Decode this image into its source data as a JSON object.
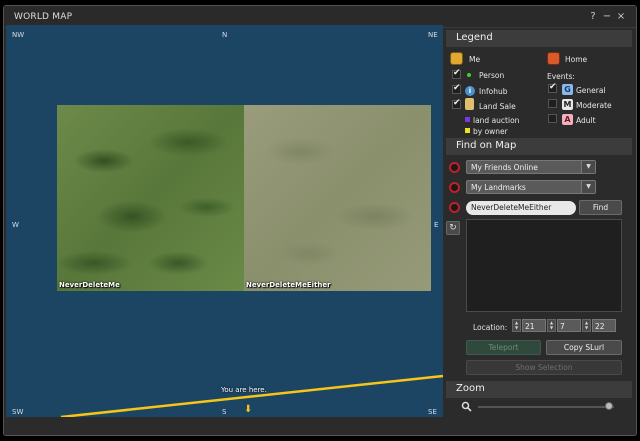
{
  "window": {
    "title": "WORLD MAP",
    "help_label": "?",
    "minimize_label": "−",
    "close_label": "×"
  },
  "map": {
    "compass": {
      "nw": "NW",
      "n": "N",
      "ne": "NE",
      "w": "W",
      "e": "E",
      "sw": "SW",
      "s": "S",
      "se": "SE"
    },
    "regions": [
      "NeverDeleteMe",
      "NeverDeleteMeEither"
    ],
    "you_are_here": "You are here.",
    "colors": {
      "water": "#1c4564",
      "track": "#f5c518"
    }
  },
  "legend": {
    "title": "Legend",
    "me": "Me",
    "home": "Home",
    "person": "Person",
    "infohub": "Infohub",
    "land_sale": "Land Sale",
    "land_auction": "land auction",
    "by_owner": "by owner",
    "events_label": "Events:",
    "general": "General",
    "moderate": "Moderate",
    "adult": "Adult",
    "badge_g": "G",
    "badge_m": "M",
    "badge_a": "A",
    "info_glyph": "i",
    "checks": {
      "person": true,
      "infohub": true,
      "land_sale": true,
      "general": true,
      "moderate": false,
      "adult": false
    }
  },
  "find": {
    "title": "Find on Map",
    "friends_dropdown": "My Friends Online",
    "landmarks_dropdown": "My Landmarks",
    "search_value": "NeverDeleteMeEither",
    "find_button": "Find",
    "location_label": "Location:",
    "x": "21",
    "y": "7",
    "z": "22",
    "teleport_button": "Teleport",
    "copy_slurl_button": "Copy SLurl",
    "show_selection_button": "Show Selection"
  },
  "zoom": {
    "title": "Zoom",
    "level": 0.96
  }
}
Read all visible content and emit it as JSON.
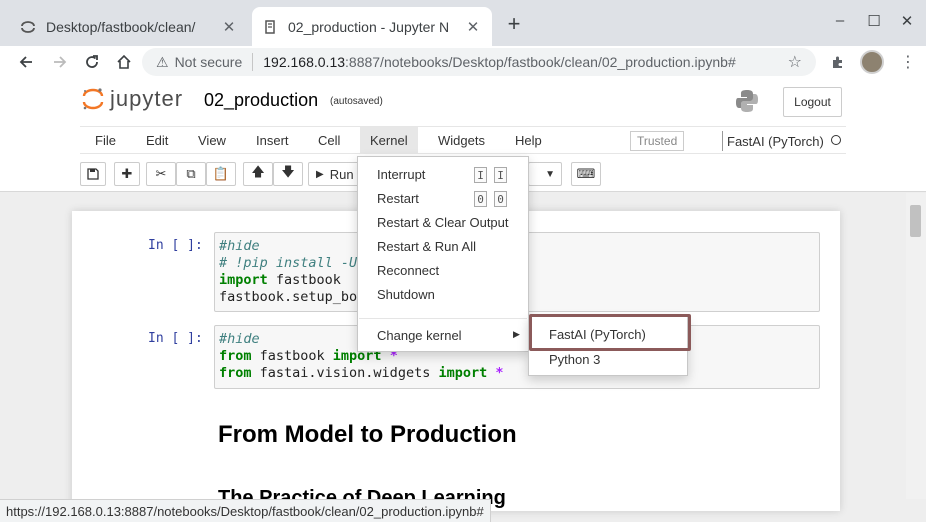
{
  "browser": {
    "tabs": [
      {
        "title": "Desktop/fastbook/clean/",
        "active": false
      },
      {
        "title": "02_production - Jupyter N",
        "active": true
      }
    ],
    "new_tab": "+",
    "security_label": "Not secure",
    "url_host": "192.168.0.13",
    "url_rest": ":8887/notebooks/Desktop/fastbook/clean/02_production.ipynb#",
    "status_url": "https://192.168.0.13:8887/notebooks/Desktop/fastbook/clean/02_production.ipynb#"
  },
  "jupyter": {
    "logo_text": "jupyter",
    "notebook_name": "02_production",
    "save_status": "(autosaved)",
    "logout_label": "Logout",
    "menus": [
      "File",
      "Edit",
      "View",
      "Insert",
      "Cell",
      "Kernel",
      "Widgets",
      "Help"
    ],
    "trusted_label": "Trusted",
    "kernel_name": "FastAI (PyTorch)",
    "run_label": "Run"
  },
  "kernel_menu": {
    "items": [
      "Interrupt",
      "Restart",
      "Restart & Clear Output",
      "Restart & Run All",
      "Reconnect",
      "Shutdown"
    ],
    "shortcuts": {
      "interrupt": [
        "I",
        "I"
      ],
      "restart": [
        "0",
        "0"
      ]
    },
    "change_kernel_label": "Change kernel",
    "kernels": [
      "FastAI (PyTorch)",
      "Python 3"
    ]
  },
  "cells": {
    "prompt": "In [ ]:",
    "cell1": {
      "line1": "#hide",
      "line2": "# !pip install -U",
      "line3_kw": "import",
      "line3_rest": " fastbook",
      "line4": "fastbook.setup_bo"
    },
    "cell2": {
      "line1": "#hide",
      "line2_kw": "from",
      "line2_mod": " fastbook ",
      "line2_kw2": "import",
      "line2_star": " *",
      "line3_kw": "from",
      "line3_mod": " fastai.vision.widgets ",
      "line3_kw2": "import",
      "line3_star": " *"
    },
    "heading1": "From Model to Production",
    "heading2": "The Practice of Deep Learning"
  }
}
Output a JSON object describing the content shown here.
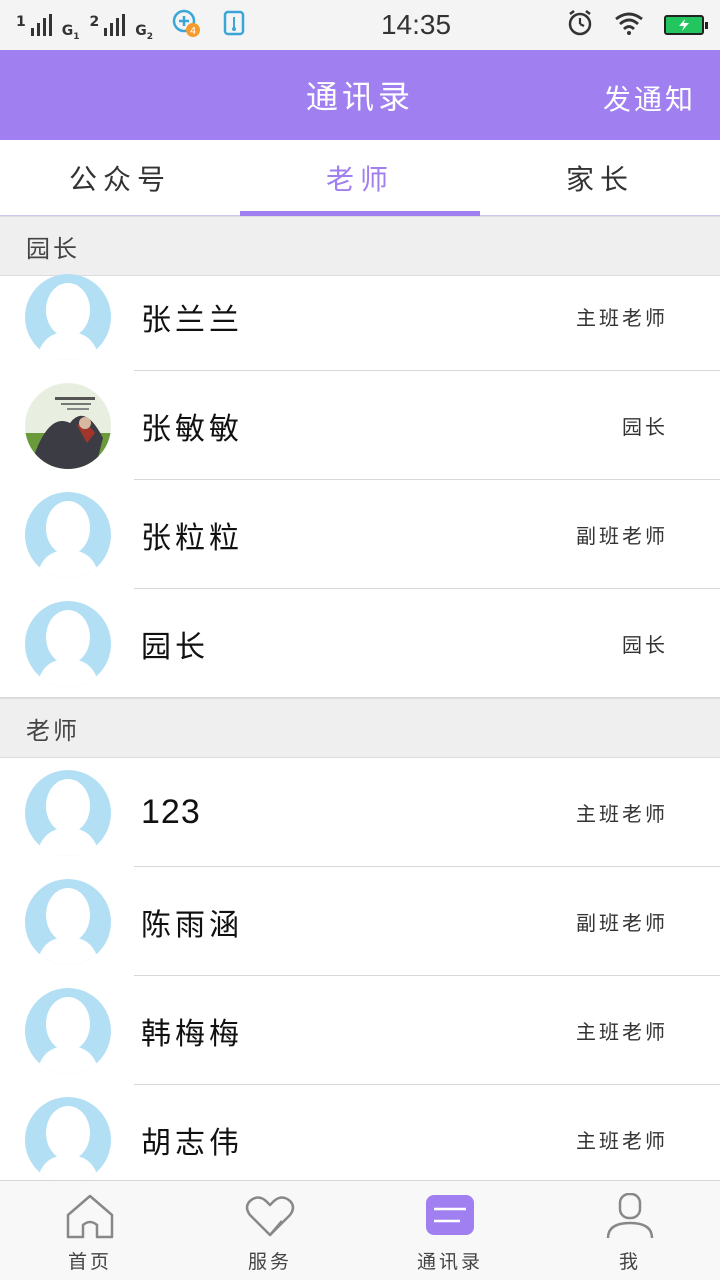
{
  "status_bar": {
    "sim1_label": "1",
    "sim1_tag": "G",
    "sim1_sub": "1",
    "sim2_label": "2",
    "sim2_tag": "G",
    "sim2_sub": "2",
    "notification_badge": "4",
    "time": "14:35",
    "icons": [
      "signal-icon",
      "data-saver-icon",
      "usb-icon",
      "alarm-icon",
      "wifi-icon",
      "battery-icon"
    ]
  },
  "header": {
    "title": "通讯录",
    "action_label": "发通知",
    "color": "#a080f0"
  },
  "tabs": [
    {
      "label": "公众号",
      "active": false
    },
    {
      "label": "老师",
      "active": true
    },
    {
      "label": "家长",
      "active": false
    }
  ],
  "sections": [
    {
      "title": "园长",
      "contacts": [
        {
          "name": "张兰兰",
          "role": "主班老师",
          "avatar": "default-avatar"
        },
        {
          "name": "张敏敏",
          "role": "园长",
          "avatar": "photo-avatar"
        },
        {
          "name": "张粒粒",
          "role": "副班老师",
          "avatar": "default-avatar"
        },
        {
          "name": "园长",
          "role": "园长",
          "avatar": "default-avatar"
        }
      ]
    },
    {
      "title": "老师",
      "contacts": [
        {
          "name": "123",
          "role": "主班老师",
          "avatar": "default-avatar"
        },
        {
          "name": "陈雨涵",
          "role": "副班老师",
          "avatar": "default-avatar"
        },
        {
          "name": "韩梅梅",
          "role": "主班老师",
          "avatar": "default-avatar"
        },
        {
          "name": "胡志伟",
          "role": "主班老师",
          "avatar": "default-avatar"
        }
      ]
    }
  ],
  "bottom_nav": [
    {
      "label": "首页",
      "icon": "home-icon",
      "active": false
    },
    {
      "label": "服务",
      "icon": "heart-icon",
      "active": false
    },
    {
      "label": "通讯录",
      "icon": "contacts-icon",
      "active": true
    },
    {
      "label": "我",
      "icon": "person-icon",
      "active": false
    }
  ]
}
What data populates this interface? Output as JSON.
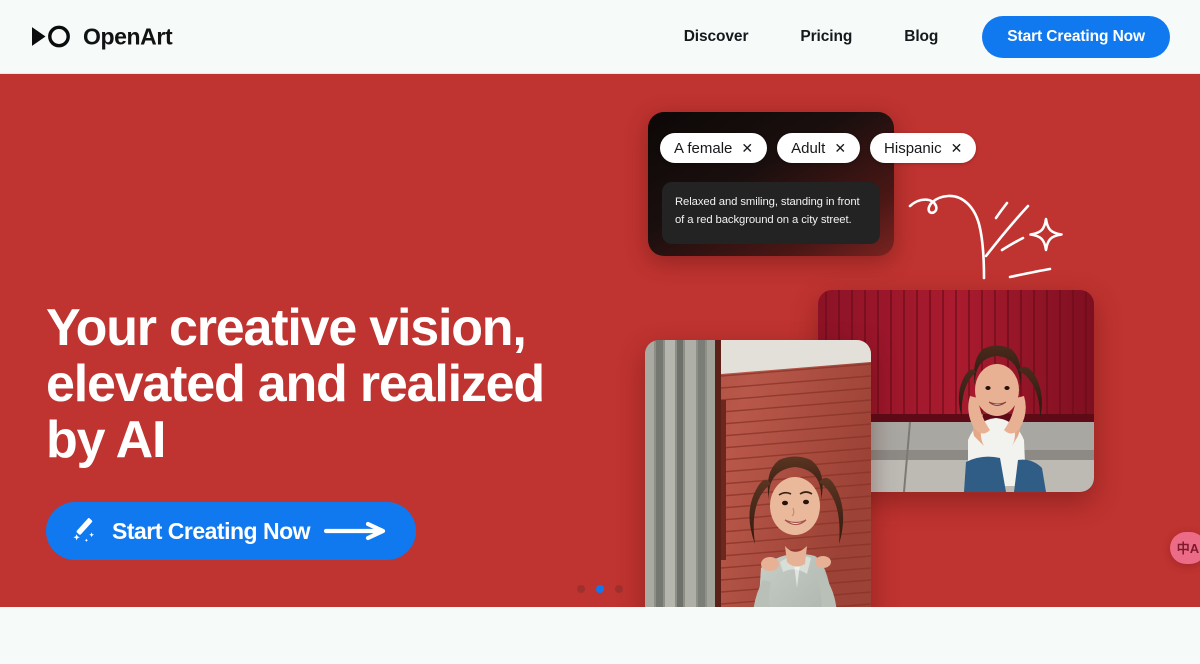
{
  "header": {
    "brand": {
      "name": "OpenArt",
      "logo_icon": "openart-infinity-logo"
    },
    "nav": [
      {
        "label": "Discover"
      },
      {
        "label": "Pricing"
      },
      {
        "label": "Blog"
      }
    ],
    "cta": {
      "label": "Start Creating Now"
    }
  },
  "hero": {
    "title": "Your creative vision,\nelevated and realized\nby AI",
    "cta": {
      "label": "Start Creating Now",
      "icon": "magic-wand-icon",
      "arrow_icon": "arrow-right-icon"
    },
    "prompt_panel": {
      "chips": [
        {
          "label": "A female",
          "remove_icon": "close-icon"
        },
        {
          "label": "Adult",
          "remove_icon": "close-icon"
        },
        {
          "label": "Hispanic",
          "remove_icon": "close-icon"
        }
      ],
      "prompt_text": "Relaxed and smiling, standing in front of a red background on a city street."
    },
    "decoration": {
      "icon": "doodle-swoosh-sparkle"
    },
    "images": [
      {
        "name": "woman-sitting-against-red-corrugated-wall",
        "alt": "Smiling woman sitting with hands on face, white t-shirt and blue jeans, dark red corrugated wall and concrete ledge"
      },
      {
        "name": "woman-standing-against-red-corrugated-wall",
        "alt": "Smiling woman standing in grey cold-shoulder top in front of a red corrugated wall with silver metal panels"
      }
    ],
    "carousel": {
      "total": 3,
      "active_index": 1
    },
    "translate_widget": {
      "glyph": "中A",
      "icon": "translate-icon"
    }
  },
  "colors": {
    "hero_red": "#bf3330",
    "accent_blue": "#1079ef",
    "header_bg": "#f6faf9",
    "chip_white": "#ffffff",
    "prompt_box": "#232323",
    "translate_pink": "#ec6b86"
  }
}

> **Your objective**
Set down every entry word for word, but omit the pictures.

> **Answer below**
Decode this image into its source data as a JSON object.
{
  "window": {
    "title": "WORLD MAP",
    "help_label": "?",
    "minimize_label": "−",
    "close_label": "×"
  },
  "map": {
    "compass": {
      "nw": "NW",
      "n": "N",
      "ne": "NE",
      "w": "W",
      "e": "E",
      "sw": "SW",
      "s": "S",
      "se": "SE"
    },
    "regions": [
      "NeverDeleteMe",
      "NeverDeleteMeEither"
    ],
    "you_are_here": "You are here.",
    "colors": {
      "water": "#1c4564",
      "track": "#f5c518"
    }
  },
  "legend": {
    "title": "Legend",
    "me": "Me",
    "home": "Home",
    "person": "Person",
    "infohub": "Infohub",
    "land_sale": "Land Sale",
    "land_auction": "land auction",
    "by_owner": "by owner",
    "events_label": "Events:",
    "general": "General",
    "moderate": "Moderate",
    "adult": "Adult",
    "badge_g": "G",
    "badge_m": "M",
    "badge_a": "A",
    "info_glyph": "i",
    "checks": {
      "person": true,
      "infohub": true,
      "land_sale": true,
      "general": true,
      "moderate": false,
      "adult": false
    }
  },
  "find": {
    "title": "Find on Map",
    "friends_dropdown": "My Friends Online",
    "landmarks_dropdown": "My Landmarks",
    "search_value": "NeverDeleteMeEither",
    "find_button": "Find",
    "location_label": "Location:",
    "x": "21",
    "y": "7",
    "z": "22",
    "teleport_button": "Teleport",
    "copy_slurl_button": "Copy SLurl",
    "show_selection_button": "Show Selection"
  },
  "zoom": {
    "title": "Zoom",
    "level": 0.96
  }
}
Read all visible content and emit it as JSON.
{
  "browser": {
    "tabs": [
      {
        "title": "Desktop/fastbook/clean/",
        "active": false
      },
      {
        "title": "02_production - Jupyter N",
        "active": true
      }
    ],
    "new_tab": "+",
    "security_label": "Not secure",
    "url_host": "192.168.0.13",
    "url_rest": ":8887/notebooks/Desktop/fastbook/clean/02_production.ipynb#",
    "status_url": "https://192.168.0.13:8887/notebooks/Desktop/fastbook/clean/02_production.ipynb#"
  },
  "jupyter": {
    "logo_text": "jupyter",
    "notebook_name": "02_production",
    "save_status": "(autosaved)",
    "logout_label": "Logout",
    "menus": [
      "File",
      "Edit",
      "View",
      "Insert",
      "Cell",
      "Kernel",
      "Widgets",
      "Help"
    ],
    "trusted_label": "Trusted",
    "kernel_name": "FastAI (PyTorch)",
    "run_label": "Run"
  },
  "kernel_menu": {
    "items": [
      "Interrupt",
      "Restart",
      "Restart & Clear Output",
      "Restart & Run All",
      "Reconnect",
      "Shutdown"
    ],
    "shortcuts": {
      "interrupt": [
        "I",
        "I"
      ],
      "restart": [
        "0",
        "0"
      ]
    },
    "change_kernel_label": "Change kernel",
    "kernels": [
      "FastAI (PyTorch)",
      "Python 3"
    ]
  },
  "cells": {
    "prompt": "In [ ]:",
    "cell1": {
      "line1": "#hide",
      "line2": "# !pip install -U",
      "line3_kw": "import",
      "line3_rest": " fastbook",
      "line4": "fastbook.setup_bo"
    },
    "cell2": {
      "line1": "#hide",
      "line2_kw": "from",
      "line2_mod": " fastbook ",
      "line2_kw2": "import",
      "line2_star": " *",
      "line3_kw": "from",
      "line3_mod": " fastai.vision.widgets ",
      "line3_kw2": "import",
      "line3_star": " *"
    },
    "heading1": "From Model to Production",
    "heading2": "The Practice of Deep Learning"
  }
}
Output a JSON object describing the content shown here.
{
  "status_bar": {
    "sim1_label": "1",
    "sim1_tag": "G",
    "sim1_sub": "1",
    "sim2_label": "2",
    "sim2_tag": "G",
    "sim2_sub": "2",
    "notification_badge": "4",
    "time": "14:35",
    "icons": [
      "signal-icon",
      "data-saver-icon",
      "usb-icon",
      "alarm-icon",
      "wifi-icon",
      "battery-icon"
    ]
  },
  "header": {
    "title": "通讯录",
    "action_label": "发通知",
    "color": "#a080f0"
  },
  "tabs": [
    {
      "label": "公众号",
      "active": false
    },
    {
      "label": "老师",
      "active": true
    },
    {
      "label": "家长",
      "active": false
    }
  ],
  "sections": [
    {
      "title": "园长",
      "contacts": [
        {
          "name": "张兰兰",
          "role": "主班老师",
          "avatar": "default-avatar"
        },
        {
          "name": "张敏敏",
          "role": "园长",
          "avatar": "photo-avatar"
        },
        {
          "name": "张粒粒",
          "role": "副班老师",
          "avatar": "default-avatar"
        },
        {
          "name": "园长",
          "role": "园长",
          "avatar": "default-avatar"
        }
      ]
    },
    {
      "title": "老师",
      "contacts": [
        {
          "name": "123",
          "role": "主班老师",
          "avatar": "default-avatar"
        },
        {
          "name": "陈雨涵",
          "role": "副班老师",
          "avatar": "default-avatar"
        },
        {
          "name": "韩梅梅",
          "role": "主班老师",
          "avatar": "default-avatar"
        },
        {
          "name": "胡志伟",
          "role": "主班老师",
          "avatar": "default-avatar"
        }
      ]
    }
  ],
  "bottom_nav": [
    {
      "label": "首页",
      "icon": "home-icon",
      "active": false
    },
    {
      "label": "服务",
      "icon": "heart-icon",
      "active": false
    },
    {
      "label": "通讯录",
      "icon": "contacts-icon",
      "active": true
    },
    {
      "label": "我",
      "icon": "person-icon",
      "active": false
    }
  ]
}
What data populates this interface? Output as JSON.
{
  "header": {
    "brand": {
      "name": "OpenArt",
      "logo_icon": "openart-infinity-logo"
    },
    "nav": [
      {
        "label": "Discover"
      },
      {
        "label": "Pricing"
      },
      {
        "label": "Blog"
      }
    ],
    "cta": {
      "label": "Start Creating Now"
    }
  },
  "hero": {
    "title": "Your creative vision,\nelevated and realized\nby AI",
    "cta": {
      "label": "Start Creating Now",
      "icon": "magic-wand-icon",
      "arrow_icon": "arrow-right-icon"
    },
    "prompt_panel": {
      "chips": [
        {
          "label": "A female",
          "remove_icon": "close-icon"
        },
        {
          "label": "Adult",
          "remove_icon": "close-icon"
        },
        {
          "label": "Hispanic",
          "remove_icon": "close-icon"
        }
      ],
      "prompt_text": "Relaxed and smiling, standing in front of a red background on a city street."
    },
    "decoration": {
      "icon": "doodle-swoosh-sparkle"
    },
    "images": [
      {
        "name": "woman-sitting-against-red-corrugated-wall",
        "alt": "Smiling woman sitting with hands on face, white t-shirt and blue jeans, dark red corrugated wall and concrete ledge"
      },
      {
        "name": "woman-standing-against-red-corrugated-wall",
        "alt": "Smiling woman standing in grey cold-shoulder top in front of a red corrugated wall with silver metal panels"
      }
    ],
    "carousel": {
      "total": 3,
      "active_index": 1
    },
    "translate_widget": {
      "glyph": "中A",
      "icon": "translate-icon"
    }
  },
  "colors": {
    "hero_red": "#bf3330",
    "accent_blue": "#1079ef",
    "header_bg": "#f6faf9",
    "chip_white": "#ffffff",
    "prompt_box": "#232323",
    "translate_pink": "#ec6b86"
  }
}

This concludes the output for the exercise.